▶ **Given task**:
Will you write out the data exactly, excluding every picture?

▶ **Source records**:
* START *

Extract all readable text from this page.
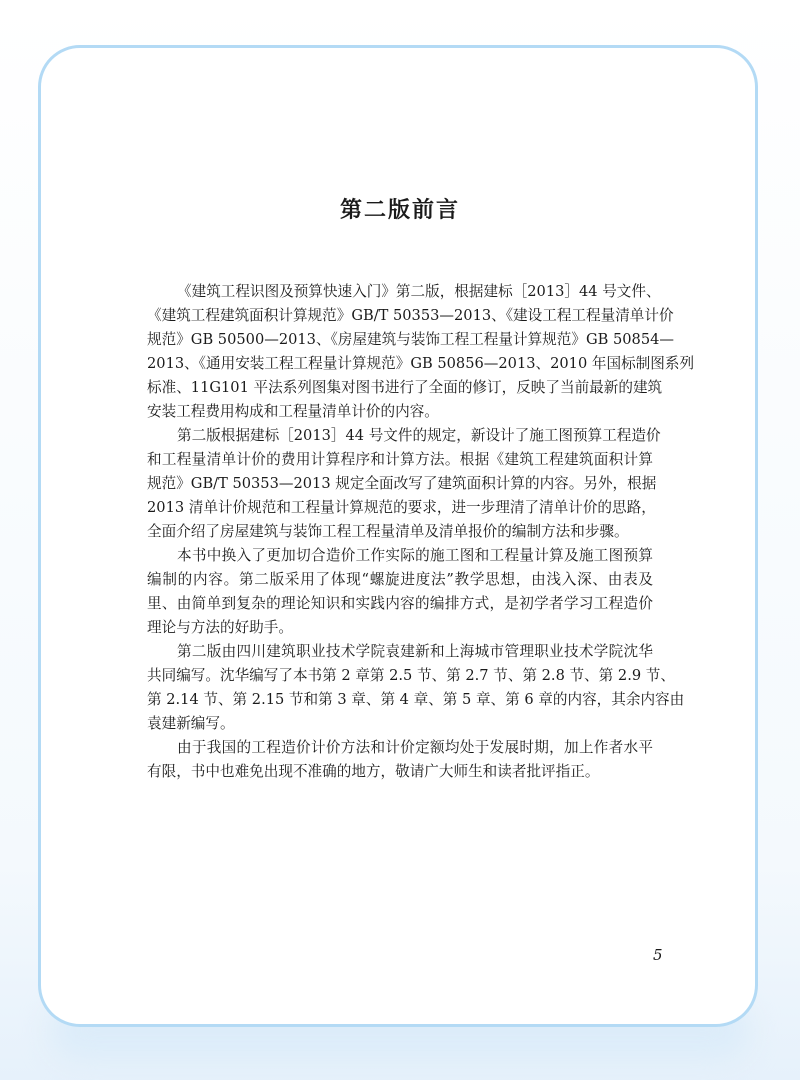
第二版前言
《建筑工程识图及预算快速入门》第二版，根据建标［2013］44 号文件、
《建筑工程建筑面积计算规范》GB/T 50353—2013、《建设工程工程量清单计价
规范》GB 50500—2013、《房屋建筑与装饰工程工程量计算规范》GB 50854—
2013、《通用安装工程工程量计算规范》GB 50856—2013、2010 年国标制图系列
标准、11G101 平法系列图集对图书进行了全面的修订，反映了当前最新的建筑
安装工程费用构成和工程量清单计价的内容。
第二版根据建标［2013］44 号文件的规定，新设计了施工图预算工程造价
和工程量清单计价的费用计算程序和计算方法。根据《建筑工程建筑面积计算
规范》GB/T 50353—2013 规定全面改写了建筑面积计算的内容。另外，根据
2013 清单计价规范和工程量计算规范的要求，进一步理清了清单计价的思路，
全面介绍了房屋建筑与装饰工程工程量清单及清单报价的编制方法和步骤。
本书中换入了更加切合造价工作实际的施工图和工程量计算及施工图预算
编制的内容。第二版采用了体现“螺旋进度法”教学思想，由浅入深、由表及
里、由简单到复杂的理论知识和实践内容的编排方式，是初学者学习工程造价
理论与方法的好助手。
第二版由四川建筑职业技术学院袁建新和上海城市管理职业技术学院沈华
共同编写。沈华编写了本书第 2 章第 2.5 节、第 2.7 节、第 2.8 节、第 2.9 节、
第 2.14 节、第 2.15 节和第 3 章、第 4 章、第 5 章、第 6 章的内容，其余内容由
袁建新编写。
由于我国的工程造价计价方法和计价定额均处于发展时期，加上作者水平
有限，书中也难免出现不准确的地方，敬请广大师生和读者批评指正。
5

* END *

▶ **Task output**:
Extract all readable text from this page.
第二版前言
《建筑工程识图及预算快速入门》第二版，根据建标［2013］44 号文件、
《建筑工程建筑面积计算规范》GB/T 50353—2013、《建设工程工程量清单计价
规范》GB 50500—2013、《房屋建筑与装饰工程工程量计算规范》GB 50854—
2013、《通用安装工程工程量计算规范》GB 50856—2013、2010 年国标制图系列
标准、11G101 平法系列图集对图书进行了全面的修订，反映了当前最新的建筑
安装工程费用构成和工程量清单计价的内容。
第二版根据建标［2013］44 号文件的规定，新设计了施工图预算工程造价
和工程量清单计价的费用计算程序和计算方法。根据《建筑工程建筑面积计算
规范》GB/T 50353—2013 规定全面改写了建筑面积计算的内容。另外，根据
2013 清单计价规范和工程量计算规范的要求，进一步理清了清单计价的思路，
全面介绍了房屋建筑与装饰工程工程量清单及清单报价的编制方法和步骤。
本书中换入了更加切合造价工作实际的施工图和工程量计算及施工图预算
编制的内容。第二版采用了体现“螺旋进度法”教学思想，由浅入深、由表及
里、由简单到复杂的理论知识和实践内容的编排方式，是初学者学习工程造价
理论与方法的好助手。
第二版由四川建筑职业技术学院袁建新和上海城市管理职业技术学院沈华
共同编写。沈华编写了本书第 2 章第 2.5 节、第 2.7 节、第 2.8 节、第 2.9 节、
第 2.14 节、第 2.15 节和第 3 章、第 4 章、第 5 章、第 6 章的内容，其余内容由
袁建新编写。
由于我国的工程造价计价方法和计价定额均处于发展时期，加上作者水平
有限，书中也难免出现不准确的地方，敬请广大师生和读者批评指正。
5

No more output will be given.